| Exercise requirements |
Make an exact copy of the data below, leaving out every picture.

— START Data for this exercise —

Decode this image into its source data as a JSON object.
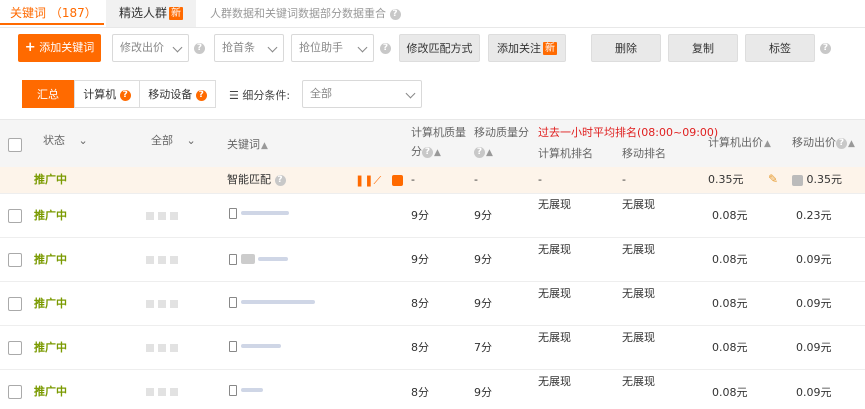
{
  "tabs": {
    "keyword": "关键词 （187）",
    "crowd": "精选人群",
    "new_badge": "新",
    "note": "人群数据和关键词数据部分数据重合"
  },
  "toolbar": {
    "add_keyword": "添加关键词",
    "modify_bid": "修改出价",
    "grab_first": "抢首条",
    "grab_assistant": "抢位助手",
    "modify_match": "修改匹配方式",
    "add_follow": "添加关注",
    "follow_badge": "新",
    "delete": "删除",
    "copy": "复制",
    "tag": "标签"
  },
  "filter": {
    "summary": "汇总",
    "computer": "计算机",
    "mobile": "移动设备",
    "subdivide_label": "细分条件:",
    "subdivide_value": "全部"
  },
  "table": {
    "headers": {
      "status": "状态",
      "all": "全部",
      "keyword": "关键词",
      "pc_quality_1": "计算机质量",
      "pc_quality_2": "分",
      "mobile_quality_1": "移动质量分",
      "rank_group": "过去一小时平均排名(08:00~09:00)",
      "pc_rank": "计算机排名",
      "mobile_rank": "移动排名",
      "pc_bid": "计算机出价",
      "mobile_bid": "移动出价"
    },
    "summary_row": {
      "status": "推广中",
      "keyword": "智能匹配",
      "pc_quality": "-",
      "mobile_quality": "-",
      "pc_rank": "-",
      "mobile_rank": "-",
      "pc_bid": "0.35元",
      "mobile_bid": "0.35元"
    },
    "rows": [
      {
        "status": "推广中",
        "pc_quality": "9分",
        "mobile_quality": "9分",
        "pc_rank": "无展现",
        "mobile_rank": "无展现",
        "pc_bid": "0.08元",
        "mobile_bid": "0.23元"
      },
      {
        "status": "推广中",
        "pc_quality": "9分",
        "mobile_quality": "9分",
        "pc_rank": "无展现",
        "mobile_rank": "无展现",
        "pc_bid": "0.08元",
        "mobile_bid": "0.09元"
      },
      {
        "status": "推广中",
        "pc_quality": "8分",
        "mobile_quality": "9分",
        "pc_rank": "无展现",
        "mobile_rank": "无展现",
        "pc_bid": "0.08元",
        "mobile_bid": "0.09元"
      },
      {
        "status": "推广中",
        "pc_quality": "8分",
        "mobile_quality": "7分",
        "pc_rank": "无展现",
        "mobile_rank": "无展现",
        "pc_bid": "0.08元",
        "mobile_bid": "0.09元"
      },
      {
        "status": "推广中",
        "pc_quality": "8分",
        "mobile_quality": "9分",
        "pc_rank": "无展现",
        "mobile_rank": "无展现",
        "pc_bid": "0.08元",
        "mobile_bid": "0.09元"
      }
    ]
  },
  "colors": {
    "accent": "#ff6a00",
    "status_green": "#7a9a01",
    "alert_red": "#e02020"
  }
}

— END Data for this exercise —

| Answer to this exercise |
Decode this image into its source data as a JSON object.
{
  "tabs": {
    "keyword": "关键词 （187）",
    "crowd": "精选人群",
    "new_badge": "新",
    "note": "人群数据和关键词数据部分数据重合"
  },
  "toolbar": {
    "add_keyword": "添加关键词",
    "modify_bid": "修改出价",
    "grab_first": "抢首条",
    "grab_assistant": "抢位助手",
    "modify_match": "修改匹配方式",
    "add_follow": "添加关注",
    "follow_badge": "新",
    "delete": "删除",
    "copy": "复制",
    "tag": "标签"
  },
  "filter": {
    "summary": "汇总",
    "computer": "计算机",
    "mobile": "移动设备",
    "subdivide_label": "细分条件:",
    "subdivide_value": "全部"
  },
  "table": {
    "headers": {
      "status": "状态",
      "all": "全部",
      "keyword": "关键词",
      "pc_quality_1": "计算机质量",
      "pc_quality_2": "分",
      "mobile_quality_1": "移动质量分",
      "rank_group": "过去一小时平均排名(08:00~09:00)",
      "pc_rank": "计算机排名",
      "mobile_rank": "移动排名",
      "pc_bid": "计算机出价",
      "mobile_bid": "移动出价"
    },
    "summary_row": {
      "status": "推广中",
      "keyword": "智能匹配",
      "pc_quality": "-",
      "mobile_quality": "-",
      "pc_rank": "-",
      "mobile_rank": "-",
      "pc_bid": "0.35元",
      "mobile_bid": "0.35元"
    },
    "rows": [
      {
        "status": "推广中",
        "pc_quality": "9分",
        "mobile_quality": "9分",
        "pc_rank": "无展现",
        "mobile_rank": "无展现",
        "pc_bid": "0.08元",
        "mobile_bid": "0.23元"
      },
      {
        "status": "推广中",
        "pc_quality": "9分",
        "mobile_quality": "9分",
        "pc_rank": "无展现",
        "mobile_rank": "无展现",
        "pc_bid": "0.08元",
        "mobile_bid": "0.09元"
      },
      {
        "status": "推广中",
        "pc_quality": "8分",
        "mobile_quality": "9分",
        "pc_rank": "无展现",
        "mobile_rank": "无展现",
        "pc_bid": "0.08元",
        "mobile_bid": "0.09元"
      },
      {
        "status": "推广中",
        "pc_quality": "8分",
        "mobile_quality": "7分",
        "pc_rank": "无展现",
        "mobile_rank": "无展现",
        "pc_bid": "0.08元",
        "mobile_bid": "0.09元"
      },
      {
        "status": "推广中",
        "pc_quality": "8分",
        "mobile_quality": "9分",
        "pc_rank": "无展现",
        "mobile_rank": "无展现",
        "pc_bid": "0.08元",
        "mobile_bid": "0.09元"
      }
    ]
  },
  "colors": {
    "accent": "#ff6a00",
    "status_green": "#7a9a01",
    "alert_red": "#e02020"
  }
}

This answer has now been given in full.